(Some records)
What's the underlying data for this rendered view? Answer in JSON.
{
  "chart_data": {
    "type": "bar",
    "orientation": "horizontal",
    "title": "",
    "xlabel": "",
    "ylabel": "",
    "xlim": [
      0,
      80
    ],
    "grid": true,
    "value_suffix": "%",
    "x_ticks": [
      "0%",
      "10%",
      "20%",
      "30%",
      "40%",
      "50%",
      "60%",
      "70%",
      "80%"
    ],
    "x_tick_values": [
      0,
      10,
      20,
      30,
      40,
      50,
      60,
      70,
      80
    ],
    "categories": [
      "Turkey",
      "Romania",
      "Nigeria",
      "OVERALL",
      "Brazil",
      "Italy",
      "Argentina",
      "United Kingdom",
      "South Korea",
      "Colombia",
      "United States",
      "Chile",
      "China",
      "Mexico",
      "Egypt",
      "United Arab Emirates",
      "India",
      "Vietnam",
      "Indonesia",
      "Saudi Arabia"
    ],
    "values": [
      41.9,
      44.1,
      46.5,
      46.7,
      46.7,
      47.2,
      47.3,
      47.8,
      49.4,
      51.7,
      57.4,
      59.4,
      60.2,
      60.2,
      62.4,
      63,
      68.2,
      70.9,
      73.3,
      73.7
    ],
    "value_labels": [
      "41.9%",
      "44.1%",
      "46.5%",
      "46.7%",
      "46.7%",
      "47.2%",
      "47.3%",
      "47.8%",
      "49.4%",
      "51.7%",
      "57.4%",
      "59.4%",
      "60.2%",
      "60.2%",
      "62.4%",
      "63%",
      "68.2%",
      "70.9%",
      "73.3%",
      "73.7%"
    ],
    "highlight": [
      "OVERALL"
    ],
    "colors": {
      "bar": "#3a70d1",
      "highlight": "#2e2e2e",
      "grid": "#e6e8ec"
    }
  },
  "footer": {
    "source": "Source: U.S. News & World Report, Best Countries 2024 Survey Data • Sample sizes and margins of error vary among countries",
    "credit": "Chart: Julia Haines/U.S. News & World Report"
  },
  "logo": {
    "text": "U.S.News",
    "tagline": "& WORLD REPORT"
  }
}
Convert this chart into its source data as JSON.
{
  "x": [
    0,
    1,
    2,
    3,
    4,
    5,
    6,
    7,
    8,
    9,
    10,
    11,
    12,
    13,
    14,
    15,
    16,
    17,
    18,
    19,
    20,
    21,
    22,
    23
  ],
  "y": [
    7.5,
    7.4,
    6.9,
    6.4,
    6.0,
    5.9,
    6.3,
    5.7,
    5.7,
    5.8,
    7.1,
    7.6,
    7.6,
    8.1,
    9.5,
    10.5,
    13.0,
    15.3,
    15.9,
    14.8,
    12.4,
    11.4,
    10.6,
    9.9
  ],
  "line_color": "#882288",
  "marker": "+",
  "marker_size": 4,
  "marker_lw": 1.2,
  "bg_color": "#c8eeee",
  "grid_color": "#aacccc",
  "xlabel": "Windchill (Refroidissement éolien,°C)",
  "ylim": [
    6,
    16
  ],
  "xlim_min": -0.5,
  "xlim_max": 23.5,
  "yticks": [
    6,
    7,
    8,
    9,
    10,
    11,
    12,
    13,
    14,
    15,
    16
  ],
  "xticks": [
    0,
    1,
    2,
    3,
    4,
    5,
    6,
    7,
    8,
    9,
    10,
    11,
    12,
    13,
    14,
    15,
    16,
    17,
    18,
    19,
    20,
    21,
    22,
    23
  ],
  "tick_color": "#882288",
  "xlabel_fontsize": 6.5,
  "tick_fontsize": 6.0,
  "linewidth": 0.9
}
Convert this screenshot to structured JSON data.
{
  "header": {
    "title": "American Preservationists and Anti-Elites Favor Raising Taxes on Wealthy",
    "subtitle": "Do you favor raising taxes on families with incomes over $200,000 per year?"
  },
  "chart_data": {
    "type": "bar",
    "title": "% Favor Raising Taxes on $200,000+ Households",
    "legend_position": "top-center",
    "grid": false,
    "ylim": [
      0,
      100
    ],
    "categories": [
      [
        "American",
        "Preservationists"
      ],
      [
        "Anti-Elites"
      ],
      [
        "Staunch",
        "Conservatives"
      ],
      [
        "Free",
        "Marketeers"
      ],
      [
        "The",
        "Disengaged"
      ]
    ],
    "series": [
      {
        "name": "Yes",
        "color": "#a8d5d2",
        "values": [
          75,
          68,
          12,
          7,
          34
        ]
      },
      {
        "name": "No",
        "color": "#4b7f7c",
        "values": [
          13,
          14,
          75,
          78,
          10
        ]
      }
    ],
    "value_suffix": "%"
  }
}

> Exercise prompt:
Take the line in which "Convert this screenshot" occurs and each subsequent line through the end; give these lines again without alteration.

> The completed task:
Convert this screenshot to structured JSON data.
{
  "header": {
    "title": "American Preservationists and Anti-Elites Favor Raising Taxes on Wealthy",
    "subtitle": "Do you favor raising taxes on families with incomes over $200,000 per year?"
  },
  "chart_data": {
    "type": "bar",
    "title": "% Favor Raising Taxes on $200,000+ Households",
    "legend_position": "top-center",
    "grid": false,
    "ylim": [
      0,
      100
    ],
    "categories": [
      [
        "American",
        "Preservationists"
      ],
      [
        "Anti-Elites"
      ],
      [
        "Staunch",
        "Conservatives"
      ],
      [
        "Free",
        "Marketeers"
      ],
      [
        "The",
        "Disengaged"
      ]
    ],
    "series": [
      {
        "name": "Yes",
        "color": "#a8d5d2",
        "values": [
          75,
          68,
          12,
          7,
          34
        ]
      },
      {
        "name": "No",
        "color": "#4b7f7c",
        "values": [
          13,
          14,
          75,
          78,
          10
        ]
      }
    ],
    "value_suffix": "%"
  }
}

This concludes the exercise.